• **WORK TO COMPLETE**: All of the data should be output character for character, except the pictures.

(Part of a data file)
— START —
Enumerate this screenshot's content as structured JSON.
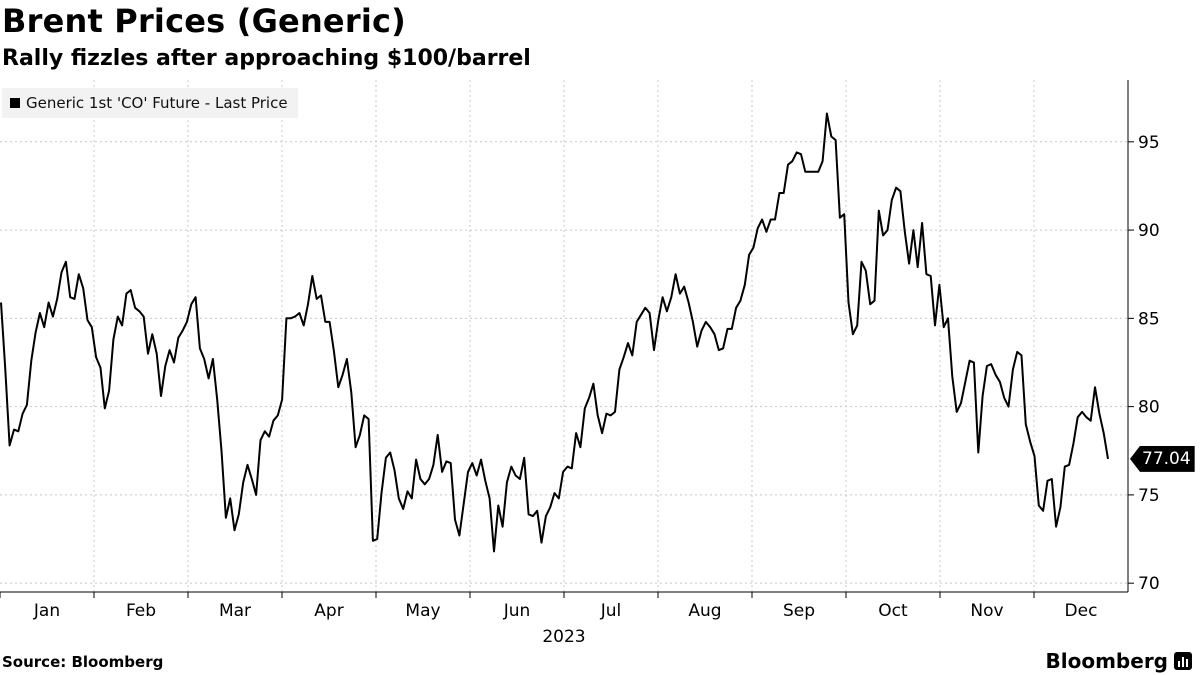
{
  "title": "Brent Prices (Generic)",
  "subtitle": "Rally fizzles after approaching $100/barrel",
  "legend_label": "Generic 1st 'CO' Future - Last Price",
  "source": "Source: Bloomberg",
  "brand": "Bloomberg",
  "last_value_label": "77.04",
  "chart_data": {
    "type": "line",
    "title": "Brent Prices (Generic)",
    "subtitle": "Rally fizzles after approaching $100/barrel",
    "x_axis_year": "2023",
    "x_tick_labels": [
      "Jan",
      "Feb",
      "Mar",
      "Apr",
      "May",
      "Jun",
      "Jul",
      "Aug",
      "Sep",
      "Oct",
      "Nov",
      "Dec"
    ],
    "y_ticks": [
      70,
      75,
      80,
      85,
      90,
      95
    ],
    "ylim": [
      69.5,
      98.5
    ],
    "y_axis_position": "right",
    "grid": true,
    "legend_position": "top-left",
    "series": [
      {
        "name": "Generic 1st 'CO' Future - Last Price",
        "color": "#000000",
        "last_value": 77.04,
        "values": [
          85.9,
          82.1,
          77.8,
          78.7,
          78.6,
          79.6,
          80.1,
          82.6,
          84.2,
          85.3,
          84.5,
          85.9,
          85.1,
          86.1,
          87.6,
          88.2,
          86.2,
          86.1,
          87.5,
          86.7,
          84.9,
          84.5,
          82.8,
          82.2,
          79.9,
          80.9,
          83.8,
          85.1,
          84.6,
          86.4,
          86.6,
          85.6,
          85.4,
          85.1,
          83.0,
          84.1,
          83.0,
          80.6,
          82.3,
          83.2,
          82.5,
          83.9,
          84.3,
          84.8,
          85.8,
          86.2,
          83.3,
          82.7,
          81.6,
          82.7,
          80.4,
          77.5,
          73.7,
          74.8,
          73.0,
          73.9,
          75.7,
          76.7,
          75.9,
          75.0,
          78.1,
          78.6,
          78.3,
          79.2,
          79.5,
          80.4,
          85.0,
          85.0,
          85.1,
          85.3,
          84.6,
          85.8,
          87.4,
          86.1,
          86.3,
          84.8,
          84.8,
          83.1,
          81.1,
          81.8,
          82.7,
          80.8,
          77.7,
          78.4,
          79.5,
          79.3,
          72.4,
          72.5,
          75.1,
          77.1,
          77.4,
          76.4,
          74.8,
          74.2,
          75.2,
          74.8,
          77.0,
          75.9,
          75.6,
          75.9,
          76.7,
          78.4,
          76.3,
          76.9,
          76.8,
          73.6,
          72.7,
          74.5,
          76.3,
          76.8,
          76.1,
          77.0,
          75.8,
          74.8,
          71.8,
          74.4,
          73.2,
          75.7,
          76.6,
          76.1,
          75.9,
          77.1,
          73.9,
          73.8,
          74.1,
          72.3,
          73.8,
          74.3,
          75.1,
          74.8,
          76.3,
          76.6,
          76.5,
          78.5,
          77.7,
          79.9,
          80.5,
          81.3,
          79.5,
          78.5,
          79.6,
          79.5,
          79.7,
          82.1,
          82.8,
          83.6,
          82.9,
          84.8,
          85.2,
          85.6,
          85.3,
          83.2,
          84.9,
          86.2,
          85.4,
          86.2,
          87.5,
          86.4,
          86.8,
          85.9,
          84.8,
          83.4,
          84.3,
          84.8,
          84.5,
          84.1,
          83.2,
          83.3,
          84.4,
          84.4,
          85.6,
          86.0,
          86.9,
          88.6,
          89.0,
          90.1,
          90.6,
          89.9,
          90.6,
          90.6,
          92.1,
          92.1,
          93.7,
          93.9,
          94.4,
          94.3,
          93.3,
          93.3,
          93.3,
          93.3,
          93.9,
          96.6,
          95.3,
          95.1,
          90.7,
          90.9,
          85.9,
          84.1,
          84.6,
          88.2,
          87.7,
          85.8,
          86.0,
          91.1,
          89.7,
          90.0,
          91.7,
          92.4,
          92.2,
          89.9,
          88.1,
          90.0,
          87.9,
          90.4,
          87.5,
          87.4,
          84.6,
          86.9,
          84.5,
          85.0,
          81.7,
          79.7,
          80.2,
          81.4,
          82.6,
          82.5,
          77.4,
          80.6,
          82.3,
          82.4,
          81.8,
          81.4,
          80.5,
          80.0,
          82.1,
          83.1,
          82.9,
          79.0,
          78.0,
          77.2,
          74.4,
          74.1,
          75.8,
          75.9,
          73.2,
          74.3,
          76.6,
          76.7,
          77.9,
          79.4,
          79.7,
          79.4,
          79.2,
          81.1,
          79.6,
          78.5,
          77.04
        ]
      }
    ]
  }
}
— END —
• **EXPECTED ANSWER**:
Enumerate this screenshot's content as structured JSON.
{
  "title": "Brent Prices (Generic)",
  "subtitle": "Rally fizzles after approaching $100/barrel",
  "legend_label": "Generic 1st 'CO' Future - Last Price",
  "source": "Source: Bloomberg",
  "brand": "Bloomberg",
  "last_value_label": "77.04",
  "chart_data": {
    "type": "line",
    "title": "Brent Prices (Generic)",
    "subtitle": "Rally fizzles after approaching $100/barrel",
    "x_axis_year": "2023",
    "x_tick_labels": [
      "Jan",
      "Feb",
      "Mar",
      "Apr",
      "May",
      "Jun",
      "Jul",
      "Aug",
      "Sep",
      "Oct",
      "Nov",
      "Dec"
    ],
    "y_ticks": [
      70,
      75,
      80,
      85,
      90,
      95
    ],
    "ylim": [
      69.5,
      98.5
    ],
    "y_axis_position": "right",
    "grid": true,
    "legend_position": "top-left",
    "series": [
      {
        "name": "Generic 1st 'CO' Future - Last Price",
        "color": "#000000",
        "last_value": 77.04,
        "values": [
          85.9,
          82.1,
          77.8,
          78.7,
          78.6,
          79.6,
          80.1,
          82.6,
          84.2,
          85.3,
          84.5,
          85.9,
          85.1,
          86.1,
          87.6,
          88.2,
          86.2,
          86.1,
          87.5,
          86.7,
          84.9,
          84.5,
          82.8,
          82.2,
          79.9,
          80.9,
          83.8,
          85.1,
          84.6,
          86.4,
          86.6,
          85.6,
          85.4,
          85.1,
          83.0,
          84.1,
          83.0,
          80.6,
          82.3,
          83.2,
          82.5,
          83.9,
          84.3,
          84.8,
          85.8,
          86.2,
          83.3,
          82.7,
          81.6,
          82.7,
          80.4,
          77.5,
          73.7,
          74.8,
          73.0,
          73.9,
          75.7,
          76.7,
          75.9,
          75.0,
          78.1,
          78.6,
          78.3,
          79.2,
          79.5,
          80.4,
          85.0,
          85.0,
          85.1,
          85.3,
          84.6,
          85.8,
          87.4,
          86.1,
          86.3,
          84.8,
          84.8,
          83.1,
          81.1,
          81.8,
          82.7,
          80.8,
          77.7,
          78.4,
          79.5,
          79.3,
          72.4,
          72.5,
          75.1,
          77.1,
          77.4,
          76.4,
          74.8,
          74.2,
          75.2,
          74.8,
          77.0,
          75.9,
          75.6,
          75.9,
          76.7,
          78.4,
          76.3,
          76.9,
          76.8,
          73.6,
          72.7,
          74.5,
          76.3,
          76.8,
          76.1,
          77.0,
          75.8,
          74.8,
          71.8,
          74.4,
          73.2,
          75.7,
          76.6,
          76.1,
          75.9,
          77.1,
          73.9,
          73.8,
          74.1,
          72.3,
          73.8,
          74.3,
          75.1,
          74.8,
          76.3,
          76.6,
          76.5,
          78.5,
          77.7,
          79.9,
          80.5,
          81.3,
          79.5,
          78.5,
          79.6,
          79.5,
          79.7,
          82.1,
          82.8,
          83.6,
          82.9,
          84.8,
          85.2,
          85.6,
          85.3,
          83.2,
          84.9,
          86.2,
          85.4,
          86.2,
          87.5,
          86.4,
          86.8,
          85.9,
          84.8,
          83.4,
          84.3,
          84.8,
          84.5,
          84.1,
          83.2,
          83.3,
          84.4,
          84.4,
          85.6,
          86.0,
          86.9,
          88.6,
          89.0,
          90.1,
          90.6,
          89.9,
          90.6,
          90.6,
          92.1,
          92.1,
          93.7,
          93.9,
          94.4,
          94.3,
          93.3,
          93.3,
          93.3,
          93.3,
          93.9,
          96.6,
          95.3,
          95.1,
          90.7,
          90.9,
          85.9,
          84.1,
          84.6,
          88.2,
          87.7,
          85.8,
          86.0,
          91.1,
          89.7,
          90.0,
          91.7,
          92.4,
          92.2,
          89.9,
          88.1,
          90.0,
          87.9,
          90.4,
          87.5,
          87.4,
          84.6,
          86.9,
          84.5,
          85.0,
          81.7,
          79.7,
          80.2,
          81.4,
          82.6,
          82.5,
          77.4,
          80.6,
          82.3,
          82.4,
          81.8,
          81.4,
          80.5,
          80.0,
          82.1,
          83.1,
          82.9,
          79.0,
          78.0,
          77.2,
          74.4,
          74.1,
          75.8,
          75.9,
          73.2,
          74.3,
          76.6,
          76.7,
          77.9,
          79.4,
          79.7,
          79.4,
          79.2,
          81.1,
          79.6,
          78.5,
          77.04
        ]
      }
    ]
  }
}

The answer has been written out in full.